▶ WHAT YOU NEED TO DO: Copy every line in which the string "JSON" occurs.

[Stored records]
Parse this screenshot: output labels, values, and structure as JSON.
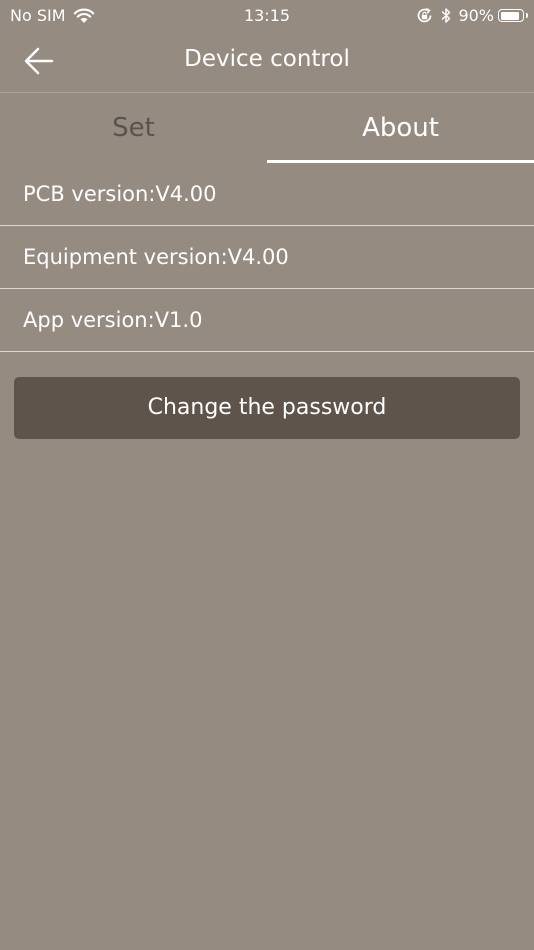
{
  "status_bar": {
    "carrier": "No SIM",
    "time": "13:15",
    "battery_percent": "90%",
    "battery_level": 0.9
  },
  "nav": {
    "title": "Device control"
  },
  "tabs": [
    {
      "label": "Set",
      "selected": false
    },
    {
      "label": "About",
      "selected": true
    }
  ],
  "info": [
    {
      "text": "PCB version:V4.00"
    },
    {
      "text": "Equipment version:V4.00"
    },
    {
      "text": "App version:V1.0"
    }
  ],
  "actions": {
    "change_password_label": "Change the password"
  },
  "colors": {
    "background": "#958b80",
    "button": "#5e544b",
    "inactive_tab": "#5a534c",
    "text": "#ffffff"
  }
}
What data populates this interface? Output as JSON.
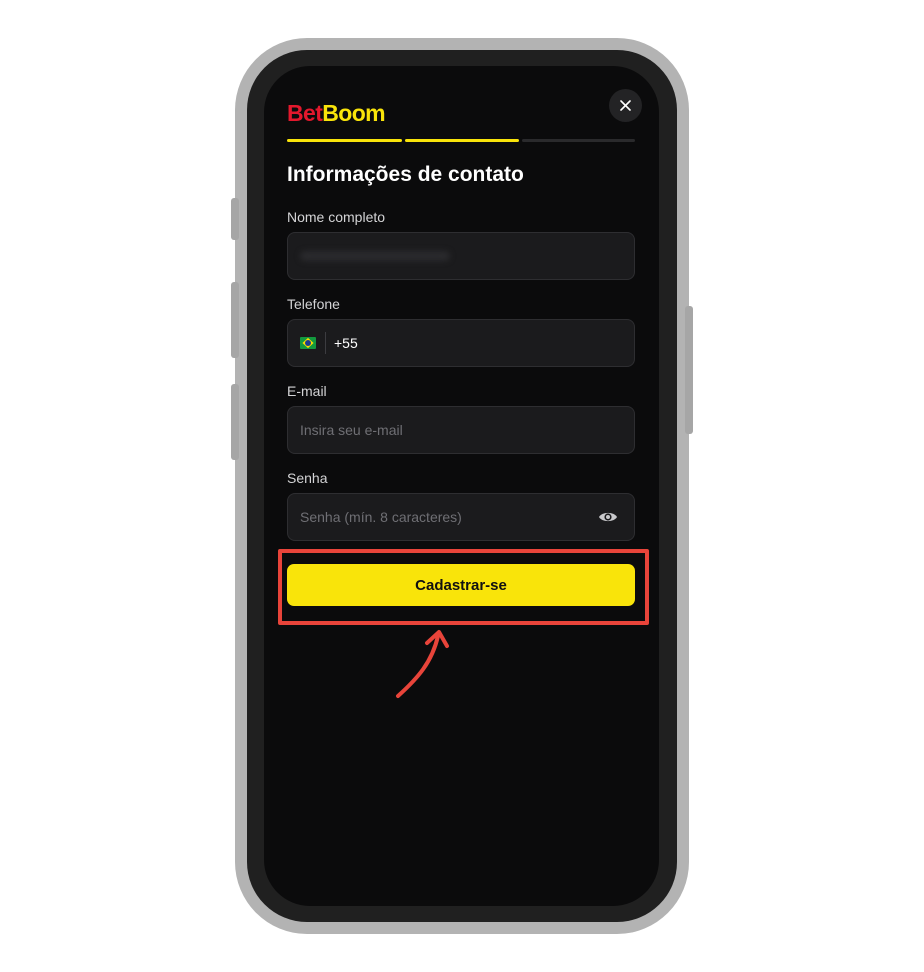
{
  "brand": {
    "part1": "Bet",
    "part2": "Boom",
    "color1": "#e3182d",
    "color2": "#f9e40a"
  },
  "progress": {
    "steps_total": 3,
    "steps_completed": 2,
    "active_color": "#f9e40a",
    "inactive_color": "#2a2a2c"
  },
  "form": {
    "title": "Informações de contato",
    "name": {
      "label": "Nome completo",
      "value": ""
    },
    "phone": {
      "label": "Telefone",
      "country_icon": "brazil-flag-icon",
      "code": "+55"
    },
    "email": {
      "label": "E-mail",
      "placeholder": "Insira seu e-mail"
    },
    "password": {
      "label": "Senha",
      "placeholder": "Senha (mín. 8 caracteres)",
      "toggle_icon": "eye-icon"
    },
    "submit_label": "Cadastrar-se"
  },
  "annotation": {
    "highlight_color": "#e8443a",
    "arrow_icon": "curved-arrow-up-icon"
  },
  "colors": {
    "screen_bg": "#0b0b0c",
    "field_bg": "#1b1b1d",
    "button_bg": "#f9e40a"
  }
}
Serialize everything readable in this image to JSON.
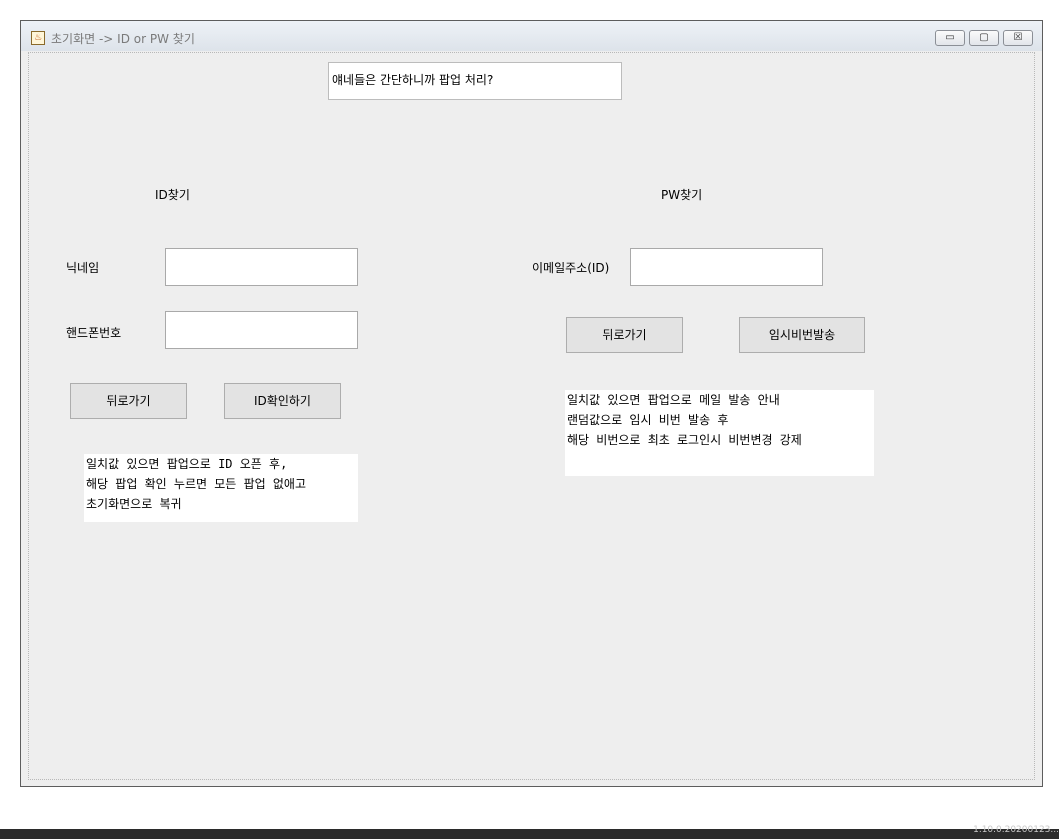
{
  "window": {
    "title": "초기화면 -> ID or PW 찾기",
    "app_icon": "java-icon",
    "controls": {
      "minimize": "▭",
      "maximize": "▢",
      "close": "☒"
    }
  },
  "top_note": "얘네들은 간단하니까 팝업 처리?",
  "id_section": {
    "heading": "ID찾기",
    "nickname_label": "닉네임",
    "nickname_value": "",
    "phone_label": "핸드폰번호",
    "phone_value": "",
    "back_button": "뒤로가기",
    "confirm_button": "ID확인하기",
    "note_lines": "일치값 있으면 팝업으로 ID 오픈 후,\n해당 팝업 확인 누르면 모든 팝업 없애고\n초기화면으로 복귀"
  },
  "pw_section": {
    "heading": "PW찾기",
    "email_label": "이메일주소(ID)",
    "email_value": "",
    "back_button": "뒤로가기",
    "send_button": "임시비번발송",
    "note_lines": "일치값 있으면 팝업으로 메일 발송 안내\n랜덤값으로 임시 비번 발송 후\n해당 비번으로 최초 로그인시 비번변경 강제"
  },
  "taskbar": {
    "version": "1.10.0.20200123..."
  }
}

▶ RESPONSE TO THIS TASK:
Parse this screenshot: output labels, values, and structure as JSON.
What data populates this interface? Output as JSON.
Serialize everything readable in this image to JSON.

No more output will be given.